((

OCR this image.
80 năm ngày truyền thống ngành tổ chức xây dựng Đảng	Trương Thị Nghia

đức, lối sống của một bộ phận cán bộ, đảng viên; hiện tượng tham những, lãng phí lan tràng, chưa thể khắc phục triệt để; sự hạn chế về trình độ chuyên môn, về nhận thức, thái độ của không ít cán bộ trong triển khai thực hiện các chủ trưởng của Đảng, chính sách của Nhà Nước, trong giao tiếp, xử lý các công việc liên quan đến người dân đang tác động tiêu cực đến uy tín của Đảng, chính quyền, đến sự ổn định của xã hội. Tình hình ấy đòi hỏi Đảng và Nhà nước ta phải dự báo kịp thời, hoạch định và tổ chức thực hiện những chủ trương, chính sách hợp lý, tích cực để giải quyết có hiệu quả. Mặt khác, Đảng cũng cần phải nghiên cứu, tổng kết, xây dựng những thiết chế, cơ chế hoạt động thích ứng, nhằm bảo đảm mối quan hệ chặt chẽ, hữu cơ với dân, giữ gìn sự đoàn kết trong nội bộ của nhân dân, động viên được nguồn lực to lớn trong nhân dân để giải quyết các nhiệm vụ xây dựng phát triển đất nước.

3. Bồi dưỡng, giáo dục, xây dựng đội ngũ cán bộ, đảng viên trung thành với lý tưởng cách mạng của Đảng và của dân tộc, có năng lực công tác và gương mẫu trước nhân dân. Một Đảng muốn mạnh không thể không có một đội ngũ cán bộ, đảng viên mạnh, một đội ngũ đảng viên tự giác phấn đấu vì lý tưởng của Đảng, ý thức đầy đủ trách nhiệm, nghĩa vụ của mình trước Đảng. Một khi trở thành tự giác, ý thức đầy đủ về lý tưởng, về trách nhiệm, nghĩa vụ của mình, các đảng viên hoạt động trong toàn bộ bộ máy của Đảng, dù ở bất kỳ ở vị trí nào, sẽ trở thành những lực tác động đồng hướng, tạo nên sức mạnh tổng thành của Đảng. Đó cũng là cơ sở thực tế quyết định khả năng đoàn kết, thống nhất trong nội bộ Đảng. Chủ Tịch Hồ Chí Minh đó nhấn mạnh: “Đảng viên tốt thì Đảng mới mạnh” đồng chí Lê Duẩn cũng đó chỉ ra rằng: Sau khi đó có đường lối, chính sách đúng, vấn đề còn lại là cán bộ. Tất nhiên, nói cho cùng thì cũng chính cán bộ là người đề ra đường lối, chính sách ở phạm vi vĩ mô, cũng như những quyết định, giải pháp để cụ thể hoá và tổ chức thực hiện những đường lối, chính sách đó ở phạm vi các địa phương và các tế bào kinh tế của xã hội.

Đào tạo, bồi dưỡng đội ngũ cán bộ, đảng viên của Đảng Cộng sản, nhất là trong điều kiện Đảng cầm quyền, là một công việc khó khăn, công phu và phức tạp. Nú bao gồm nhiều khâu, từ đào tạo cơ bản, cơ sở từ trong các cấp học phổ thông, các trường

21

))

What to do = In the material above, find each line that contains the word "quyền", and select it.

Task output =
đức, lối sống của một bộ phận cán bộ, đảng viên; hiện tượng tham những, lãng phí lan tràng, chưa thể khắc phục triệt để; sự hạn chế về trình độ chuyên môn, về nhận thức, thái độ của không ít cán bộ trong triển khai thực hiện các chủ trưởng của Đảng, chính sách của Nhà Nước, trong giao tiếp, xử lý các công việc liên quan đến người dân đang tác động tiêu cực đến uy tín của Đảng, chính quyền, đến sự ổn định của xã hội. Tình hình ấy đòi hỏi Đảng và Nhà nước ta phải dự báo kịp thời, hoạch định và tổ chức thực hiện những chủ trương, chính sách hợp lý, tích cực để giải quyết có hiệu quả. Mặt khác, Đảng cũng cần phải nghiên cứu, tổng kết, xây dựng những thiết chế, cơ chế hoạt động thích ứng, nhằm bảo đảm mối quan hệ chặt chẽ, hữu cơ với dân, giữ gìn sự đoàn kết trong nội bộ của nhân dân, động viên được nguồn lực to lớn trong nhân dân để giải quyết các nhiệm vụ xây dựng phát triển đất nước.
Đào tạo, bồi dưỡng đội ngũ cán bộ, đảng viên của Đảng Cộng sản, nhất là trong điều kiện Đảng cầm quyền, là một công việc khó khăn, công phu và phức tạp. Nú bao gồm nhiều khâu, từ đào tạo cơ bản, cơ sở từ trong các cấp học phổ thông, các trường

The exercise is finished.